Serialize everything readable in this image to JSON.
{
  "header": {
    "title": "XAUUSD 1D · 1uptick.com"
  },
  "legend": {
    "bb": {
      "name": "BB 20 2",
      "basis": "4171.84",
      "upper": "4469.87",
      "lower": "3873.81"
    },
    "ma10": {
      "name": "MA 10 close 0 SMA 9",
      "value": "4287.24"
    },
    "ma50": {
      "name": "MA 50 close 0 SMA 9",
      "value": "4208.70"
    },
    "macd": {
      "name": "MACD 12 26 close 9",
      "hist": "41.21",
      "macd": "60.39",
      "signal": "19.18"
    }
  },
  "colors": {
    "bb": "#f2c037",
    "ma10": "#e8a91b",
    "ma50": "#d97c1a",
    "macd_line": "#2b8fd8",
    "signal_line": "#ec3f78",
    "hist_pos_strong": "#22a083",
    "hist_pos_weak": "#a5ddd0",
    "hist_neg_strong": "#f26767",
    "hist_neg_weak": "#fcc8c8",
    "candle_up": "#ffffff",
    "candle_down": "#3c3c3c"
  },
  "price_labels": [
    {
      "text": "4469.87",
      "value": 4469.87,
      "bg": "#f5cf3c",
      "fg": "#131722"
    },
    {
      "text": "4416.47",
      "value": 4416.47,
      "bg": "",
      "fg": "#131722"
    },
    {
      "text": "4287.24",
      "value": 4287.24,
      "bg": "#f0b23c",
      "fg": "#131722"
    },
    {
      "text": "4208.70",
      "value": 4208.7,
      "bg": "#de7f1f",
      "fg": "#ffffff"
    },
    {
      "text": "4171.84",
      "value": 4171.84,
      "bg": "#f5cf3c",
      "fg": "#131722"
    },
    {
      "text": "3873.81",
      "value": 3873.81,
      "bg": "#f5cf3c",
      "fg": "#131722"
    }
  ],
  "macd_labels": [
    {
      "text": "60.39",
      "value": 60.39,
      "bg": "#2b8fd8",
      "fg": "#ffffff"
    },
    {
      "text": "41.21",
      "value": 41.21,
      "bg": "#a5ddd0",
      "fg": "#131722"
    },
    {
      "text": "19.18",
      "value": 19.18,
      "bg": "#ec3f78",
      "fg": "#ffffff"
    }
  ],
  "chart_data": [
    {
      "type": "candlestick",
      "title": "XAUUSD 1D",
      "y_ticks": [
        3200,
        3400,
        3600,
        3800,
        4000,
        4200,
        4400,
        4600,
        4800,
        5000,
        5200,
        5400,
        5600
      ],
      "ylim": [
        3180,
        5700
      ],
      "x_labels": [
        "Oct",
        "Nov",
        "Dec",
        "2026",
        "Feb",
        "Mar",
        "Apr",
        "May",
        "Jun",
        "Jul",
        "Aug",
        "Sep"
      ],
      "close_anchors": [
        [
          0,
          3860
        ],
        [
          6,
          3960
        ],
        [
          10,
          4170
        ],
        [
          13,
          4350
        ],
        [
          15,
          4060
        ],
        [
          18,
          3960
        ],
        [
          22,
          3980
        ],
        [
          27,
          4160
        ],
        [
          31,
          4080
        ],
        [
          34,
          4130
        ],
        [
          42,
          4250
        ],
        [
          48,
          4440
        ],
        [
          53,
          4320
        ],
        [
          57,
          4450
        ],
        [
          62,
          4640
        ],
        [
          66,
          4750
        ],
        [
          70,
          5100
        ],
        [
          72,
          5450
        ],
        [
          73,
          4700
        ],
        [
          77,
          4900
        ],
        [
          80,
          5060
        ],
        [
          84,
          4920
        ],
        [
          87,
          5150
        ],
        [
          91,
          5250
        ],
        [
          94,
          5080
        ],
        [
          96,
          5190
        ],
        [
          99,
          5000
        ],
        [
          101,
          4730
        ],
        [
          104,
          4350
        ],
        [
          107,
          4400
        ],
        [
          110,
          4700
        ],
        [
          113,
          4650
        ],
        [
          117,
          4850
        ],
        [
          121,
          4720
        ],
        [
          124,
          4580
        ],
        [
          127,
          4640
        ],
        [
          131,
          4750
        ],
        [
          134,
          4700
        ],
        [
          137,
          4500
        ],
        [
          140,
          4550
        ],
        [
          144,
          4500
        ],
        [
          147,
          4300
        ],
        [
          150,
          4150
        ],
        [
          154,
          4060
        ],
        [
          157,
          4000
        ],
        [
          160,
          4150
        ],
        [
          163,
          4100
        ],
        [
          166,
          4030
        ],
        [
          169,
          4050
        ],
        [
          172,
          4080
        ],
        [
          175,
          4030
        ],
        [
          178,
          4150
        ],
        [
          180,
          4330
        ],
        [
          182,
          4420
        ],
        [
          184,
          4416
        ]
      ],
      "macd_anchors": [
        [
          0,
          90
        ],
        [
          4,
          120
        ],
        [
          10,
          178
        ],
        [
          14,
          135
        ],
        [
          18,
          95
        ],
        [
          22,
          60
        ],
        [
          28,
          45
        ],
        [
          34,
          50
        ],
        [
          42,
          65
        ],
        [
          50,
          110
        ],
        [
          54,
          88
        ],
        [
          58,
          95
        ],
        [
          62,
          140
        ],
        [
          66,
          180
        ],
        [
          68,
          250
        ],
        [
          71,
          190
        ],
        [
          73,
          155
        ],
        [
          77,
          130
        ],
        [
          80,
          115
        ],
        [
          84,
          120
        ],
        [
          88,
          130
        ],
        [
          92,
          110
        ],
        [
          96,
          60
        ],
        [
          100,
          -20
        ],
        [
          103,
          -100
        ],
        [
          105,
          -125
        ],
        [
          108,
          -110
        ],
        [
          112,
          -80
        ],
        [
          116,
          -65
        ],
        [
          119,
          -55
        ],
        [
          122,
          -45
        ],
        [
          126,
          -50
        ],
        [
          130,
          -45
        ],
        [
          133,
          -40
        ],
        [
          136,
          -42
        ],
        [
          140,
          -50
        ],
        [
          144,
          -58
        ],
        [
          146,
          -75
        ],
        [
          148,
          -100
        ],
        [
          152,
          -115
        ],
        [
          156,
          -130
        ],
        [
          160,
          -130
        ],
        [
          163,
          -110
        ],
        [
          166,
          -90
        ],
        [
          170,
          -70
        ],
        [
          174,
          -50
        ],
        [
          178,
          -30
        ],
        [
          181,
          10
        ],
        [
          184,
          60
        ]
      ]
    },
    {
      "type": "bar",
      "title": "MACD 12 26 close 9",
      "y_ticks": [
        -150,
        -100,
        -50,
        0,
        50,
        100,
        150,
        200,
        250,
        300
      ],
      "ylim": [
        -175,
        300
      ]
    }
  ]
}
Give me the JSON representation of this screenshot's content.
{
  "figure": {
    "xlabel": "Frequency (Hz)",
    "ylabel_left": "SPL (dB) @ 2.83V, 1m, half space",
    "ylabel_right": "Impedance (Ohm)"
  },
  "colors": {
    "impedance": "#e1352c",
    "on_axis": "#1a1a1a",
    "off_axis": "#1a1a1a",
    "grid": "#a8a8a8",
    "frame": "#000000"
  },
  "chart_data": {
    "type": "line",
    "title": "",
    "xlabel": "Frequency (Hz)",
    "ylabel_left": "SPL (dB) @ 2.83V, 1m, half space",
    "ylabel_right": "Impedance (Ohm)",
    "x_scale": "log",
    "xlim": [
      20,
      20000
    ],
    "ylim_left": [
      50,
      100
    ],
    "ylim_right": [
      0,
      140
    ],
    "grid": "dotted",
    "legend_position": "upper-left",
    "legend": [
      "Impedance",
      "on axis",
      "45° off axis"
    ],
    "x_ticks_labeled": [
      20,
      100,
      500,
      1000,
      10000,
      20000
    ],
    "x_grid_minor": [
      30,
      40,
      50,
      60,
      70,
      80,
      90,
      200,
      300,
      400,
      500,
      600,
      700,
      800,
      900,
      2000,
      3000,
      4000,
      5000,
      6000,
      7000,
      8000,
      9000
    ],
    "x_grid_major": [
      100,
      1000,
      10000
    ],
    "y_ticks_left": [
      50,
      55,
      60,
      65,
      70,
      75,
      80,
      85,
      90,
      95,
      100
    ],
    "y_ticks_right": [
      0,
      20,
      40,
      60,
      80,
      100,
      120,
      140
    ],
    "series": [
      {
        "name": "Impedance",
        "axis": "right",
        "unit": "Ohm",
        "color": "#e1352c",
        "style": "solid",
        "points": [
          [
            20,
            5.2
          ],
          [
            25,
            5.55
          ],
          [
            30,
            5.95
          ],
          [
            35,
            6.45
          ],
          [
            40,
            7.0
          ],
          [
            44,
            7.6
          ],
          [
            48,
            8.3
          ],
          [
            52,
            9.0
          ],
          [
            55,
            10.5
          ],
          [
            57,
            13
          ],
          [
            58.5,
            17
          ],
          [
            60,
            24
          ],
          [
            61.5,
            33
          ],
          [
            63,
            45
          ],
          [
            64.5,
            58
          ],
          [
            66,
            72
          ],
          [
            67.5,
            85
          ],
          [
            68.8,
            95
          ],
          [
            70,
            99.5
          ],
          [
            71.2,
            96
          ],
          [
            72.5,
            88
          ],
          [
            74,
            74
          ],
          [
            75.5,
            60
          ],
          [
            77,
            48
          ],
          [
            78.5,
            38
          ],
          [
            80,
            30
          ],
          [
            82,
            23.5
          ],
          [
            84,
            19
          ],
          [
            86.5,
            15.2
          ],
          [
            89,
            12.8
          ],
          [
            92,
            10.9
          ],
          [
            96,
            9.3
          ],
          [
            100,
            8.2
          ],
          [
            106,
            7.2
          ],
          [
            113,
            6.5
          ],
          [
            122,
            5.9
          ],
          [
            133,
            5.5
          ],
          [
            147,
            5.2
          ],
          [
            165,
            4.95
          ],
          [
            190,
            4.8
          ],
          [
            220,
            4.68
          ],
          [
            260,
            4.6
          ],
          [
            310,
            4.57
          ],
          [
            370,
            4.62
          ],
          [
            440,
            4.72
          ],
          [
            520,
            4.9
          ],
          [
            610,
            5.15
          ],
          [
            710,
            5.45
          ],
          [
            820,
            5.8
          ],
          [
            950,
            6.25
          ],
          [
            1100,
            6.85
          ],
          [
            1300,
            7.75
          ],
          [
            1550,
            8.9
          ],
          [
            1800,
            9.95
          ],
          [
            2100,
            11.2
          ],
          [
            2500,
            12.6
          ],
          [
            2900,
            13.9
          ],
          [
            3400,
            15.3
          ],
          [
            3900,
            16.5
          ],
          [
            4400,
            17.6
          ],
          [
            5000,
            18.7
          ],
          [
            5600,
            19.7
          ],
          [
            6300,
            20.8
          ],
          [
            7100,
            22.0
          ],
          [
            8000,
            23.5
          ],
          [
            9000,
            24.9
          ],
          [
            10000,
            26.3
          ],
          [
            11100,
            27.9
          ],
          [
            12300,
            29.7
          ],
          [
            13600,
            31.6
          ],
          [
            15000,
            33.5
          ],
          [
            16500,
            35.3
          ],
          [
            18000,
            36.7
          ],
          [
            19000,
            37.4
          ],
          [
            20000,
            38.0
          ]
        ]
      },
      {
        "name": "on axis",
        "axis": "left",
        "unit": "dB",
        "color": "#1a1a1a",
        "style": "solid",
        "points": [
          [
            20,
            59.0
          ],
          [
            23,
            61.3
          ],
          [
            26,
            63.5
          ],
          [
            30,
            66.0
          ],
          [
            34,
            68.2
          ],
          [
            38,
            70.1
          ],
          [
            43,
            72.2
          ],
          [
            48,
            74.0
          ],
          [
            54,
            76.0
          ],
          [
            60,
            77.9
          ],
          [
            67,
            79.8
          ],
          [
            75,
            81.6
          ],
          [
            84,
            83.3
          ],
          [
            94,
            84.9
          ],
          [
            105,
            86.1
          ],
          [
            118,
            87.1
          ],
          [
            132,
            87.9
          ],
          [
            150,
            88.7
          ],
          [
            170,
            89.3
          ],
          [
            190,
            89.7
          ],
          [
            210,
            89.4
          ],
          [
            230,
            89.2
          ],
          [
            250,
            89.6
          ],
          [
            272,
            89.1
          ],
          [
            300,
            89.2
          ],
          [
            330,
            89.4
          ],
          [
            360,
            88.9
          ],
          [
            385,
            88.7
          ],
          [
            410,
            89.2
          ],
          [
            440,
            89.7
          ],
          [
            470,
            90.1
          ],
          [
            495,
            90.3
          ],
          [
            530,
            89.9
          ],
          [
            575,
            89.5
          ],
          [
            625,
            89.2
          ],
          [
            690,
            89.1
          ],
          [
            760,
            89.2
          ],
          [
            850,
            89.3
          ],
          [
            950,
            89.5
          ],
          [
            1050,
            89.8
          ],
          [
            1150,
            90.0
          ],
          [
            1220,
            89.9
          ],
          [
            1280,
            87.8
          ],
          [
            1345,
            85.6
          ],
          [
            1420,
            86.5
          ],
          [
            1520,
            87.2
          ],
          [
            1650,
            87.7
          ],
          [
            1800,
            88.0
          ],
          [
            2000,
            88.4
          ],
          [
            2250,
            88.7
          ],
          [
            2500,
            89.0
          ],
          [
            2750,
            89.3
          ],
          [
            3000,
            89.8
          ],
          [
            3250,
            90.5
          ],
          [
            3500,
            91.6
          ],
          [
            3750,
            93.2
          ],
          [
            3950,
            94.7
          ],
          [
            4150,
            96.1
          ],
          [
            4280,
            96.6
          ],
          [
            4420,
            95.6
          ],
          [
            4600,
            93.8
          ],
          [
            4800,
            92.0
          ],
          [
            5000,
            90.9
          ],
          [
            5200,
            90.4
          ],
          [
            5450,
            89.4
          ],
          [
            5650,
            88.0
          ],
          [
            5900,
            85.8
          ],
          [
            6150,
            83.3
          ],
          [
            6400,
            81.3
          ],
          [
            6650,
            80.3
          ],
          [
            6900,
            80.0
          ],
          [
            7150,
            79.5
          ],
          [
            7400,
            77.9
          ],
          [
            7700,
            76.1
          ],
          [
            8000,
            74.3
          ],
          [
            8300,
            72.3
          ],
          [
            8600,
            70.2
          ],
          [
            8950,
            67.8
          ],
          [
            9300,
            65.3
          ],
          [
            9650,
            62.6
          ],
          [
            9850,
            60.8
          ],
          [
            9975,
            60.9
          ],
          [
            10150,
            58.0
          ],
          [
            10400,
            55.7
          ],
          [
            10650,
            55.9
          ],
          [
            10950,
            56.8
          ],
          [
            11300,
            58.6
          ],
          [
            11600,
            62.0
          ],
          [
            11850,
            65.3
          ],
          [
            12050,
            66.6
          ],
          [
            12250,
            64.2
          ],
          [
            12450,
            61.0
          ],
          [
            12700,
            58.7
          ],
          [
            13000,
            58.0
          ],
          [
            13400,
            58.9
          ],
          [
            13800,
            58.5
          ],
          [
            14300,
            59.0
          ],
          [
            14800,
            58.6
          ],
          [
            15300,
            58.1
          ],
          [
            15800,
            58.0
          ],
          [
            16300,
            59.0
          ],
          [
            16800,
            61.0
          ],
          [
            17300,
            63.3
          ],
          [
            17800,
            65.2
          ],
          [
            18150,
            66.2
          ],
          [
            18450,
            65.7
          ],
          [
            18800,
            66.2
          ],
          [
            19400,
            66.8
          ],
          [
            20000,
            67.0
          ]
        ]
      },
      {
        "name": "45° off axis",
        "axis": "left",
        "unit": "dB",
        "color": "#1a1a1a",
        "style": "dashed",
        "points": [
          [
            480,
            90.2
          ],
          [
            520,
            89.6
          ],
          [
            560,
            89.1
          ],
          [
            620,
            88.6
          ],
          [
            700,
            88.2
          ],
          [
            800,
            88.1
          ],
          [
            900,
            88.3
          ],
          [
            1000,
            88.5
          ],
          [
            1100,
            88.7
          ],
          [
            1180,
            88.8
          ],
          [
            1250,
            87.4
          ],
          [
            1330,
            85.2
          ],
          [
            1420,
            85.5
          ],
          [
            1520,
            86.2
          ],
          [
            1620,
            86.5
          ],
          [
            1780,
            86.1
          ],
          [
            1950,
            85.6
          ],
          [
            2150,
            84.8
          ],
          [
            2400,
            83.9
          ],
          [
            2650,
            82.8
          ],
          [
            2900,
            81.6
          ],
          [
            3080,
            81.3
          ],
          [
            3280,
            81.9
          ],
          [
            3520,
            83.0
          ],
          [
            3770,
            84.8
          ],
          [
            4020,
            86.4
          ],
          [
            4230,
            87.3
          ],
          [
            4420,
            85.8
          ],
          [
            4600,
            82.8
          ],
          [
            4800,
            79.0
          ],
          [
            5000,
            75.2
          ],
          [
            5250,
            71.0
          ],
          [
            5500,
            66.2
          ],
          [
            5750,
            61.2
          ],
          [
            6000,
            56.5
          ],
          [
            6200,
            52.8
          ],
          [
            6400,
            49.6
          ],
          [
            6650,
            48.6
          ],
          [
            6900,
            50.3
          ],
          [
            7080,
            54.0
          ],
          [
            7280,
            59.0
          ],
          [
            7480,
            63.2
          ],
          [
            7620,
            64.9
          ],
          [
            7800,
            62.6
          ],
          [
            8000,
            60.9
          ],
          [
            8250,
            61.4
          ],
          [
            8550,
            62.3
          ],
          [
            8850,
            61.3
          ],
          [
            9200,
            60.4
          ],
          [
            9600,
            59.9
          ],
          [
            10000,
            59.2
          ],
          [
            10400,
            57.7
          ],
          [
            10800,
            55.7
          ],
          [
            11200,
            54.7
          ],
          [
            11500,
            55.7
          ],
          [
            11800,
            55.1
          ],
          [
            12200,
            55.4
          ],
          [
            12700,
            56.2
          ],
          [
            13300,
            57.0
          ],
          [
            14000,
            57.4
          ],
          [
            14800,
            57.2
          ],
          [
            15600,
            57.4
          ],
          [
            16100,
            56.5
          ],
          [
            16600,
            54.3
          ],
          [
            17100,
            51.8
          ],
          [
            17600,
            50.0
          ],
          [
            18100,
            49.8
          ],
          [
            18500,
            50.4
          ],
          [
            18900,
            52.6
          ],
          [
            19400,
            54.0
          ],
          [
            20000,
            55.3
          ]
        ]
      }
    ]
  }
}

****

Look through the entries above; copy each line where the string "title" appears.

* Answer to this problem *
    "title": "XAUUSD 1D · 1uptick.com"
      "title": "XAUUSD 1D",
      "title": "MACD 12 26 close 9",
    "title": "",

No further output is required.